(Stored entries)
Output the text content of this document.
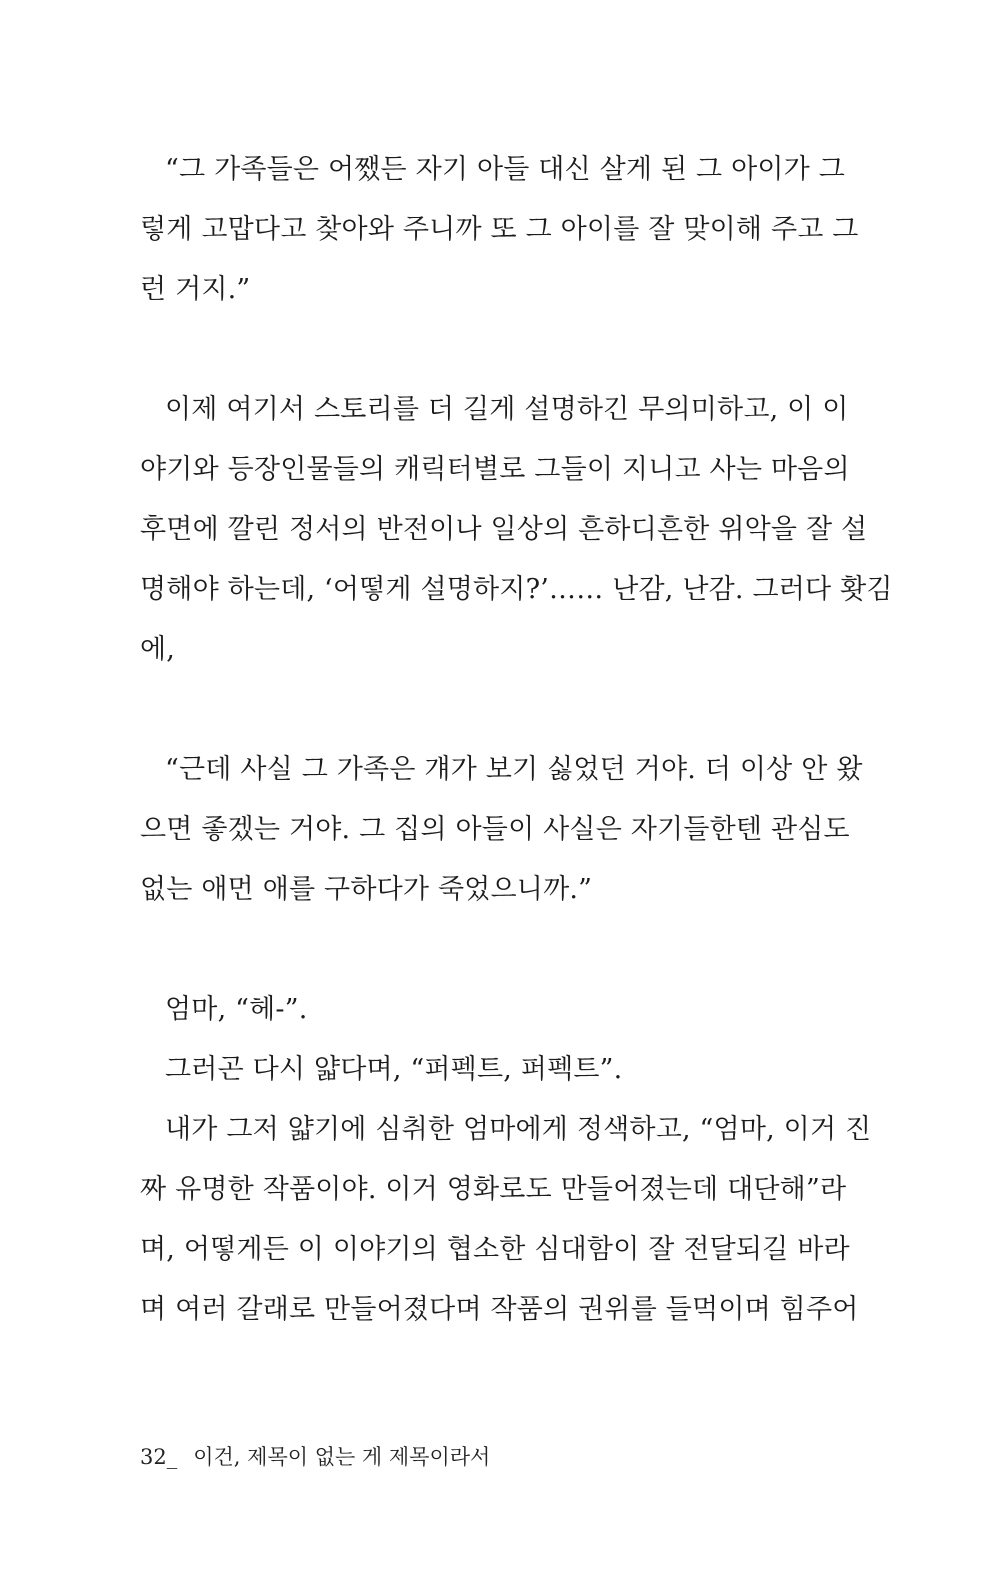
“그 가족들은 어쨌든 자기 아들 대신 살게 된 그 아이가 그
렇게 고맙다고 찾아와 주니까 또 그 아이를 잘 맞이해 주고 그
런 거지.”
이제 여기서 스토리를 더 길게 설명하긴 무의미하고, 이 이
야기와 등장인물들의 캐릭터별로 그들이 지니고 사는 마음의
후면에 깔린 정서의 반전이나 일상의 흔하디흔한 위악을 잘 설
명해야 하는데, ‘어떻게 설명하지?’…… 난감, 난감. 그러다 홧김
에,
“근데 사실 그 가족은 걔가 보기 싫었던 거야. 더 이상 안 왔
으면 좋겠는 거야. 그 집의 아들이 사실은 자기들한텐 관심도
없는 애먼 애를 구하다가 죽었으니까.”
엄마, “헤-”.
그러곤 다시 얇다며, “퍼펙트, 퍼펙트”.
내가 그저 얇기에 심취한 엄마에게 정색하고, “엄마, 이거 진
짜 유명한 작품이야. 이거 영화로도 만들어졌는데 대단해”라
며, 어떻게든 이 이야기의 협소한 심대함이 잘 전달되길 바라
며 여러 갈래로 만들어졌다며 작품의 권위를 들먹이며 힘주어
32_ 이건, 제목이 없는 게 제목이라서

==

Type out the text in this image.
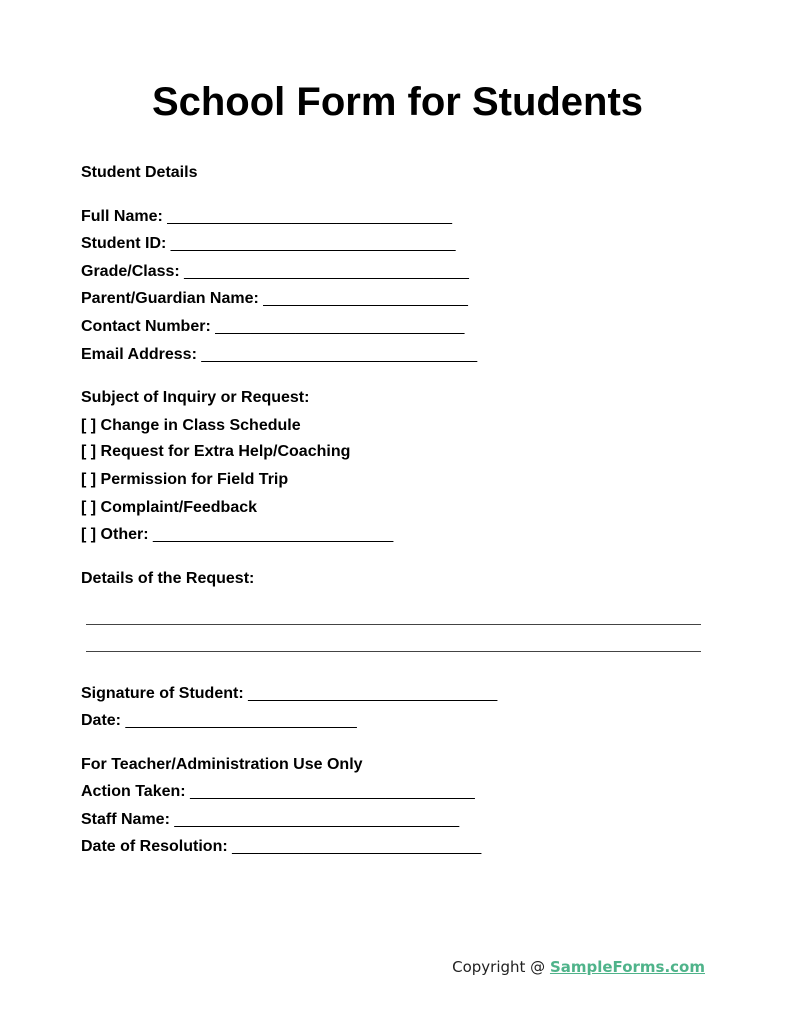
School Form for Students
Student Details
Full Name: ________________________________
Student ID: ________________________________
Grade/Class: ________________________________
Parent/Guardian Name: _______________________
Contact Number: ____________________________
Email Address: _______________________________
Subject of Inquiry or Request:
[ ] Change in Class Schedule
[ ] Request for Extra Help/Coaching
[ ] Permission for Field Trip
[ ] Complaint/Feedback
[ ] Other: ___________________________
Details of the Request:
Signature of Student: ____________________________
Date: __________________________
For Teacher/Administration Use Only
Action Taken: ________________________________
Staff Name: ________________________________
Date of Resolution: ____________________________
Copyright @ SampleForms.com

> SET TASK:
Check each line of the material above for "this" and say how many lines contain it, giving the number alone.

> CORRECT OUTPUT:
2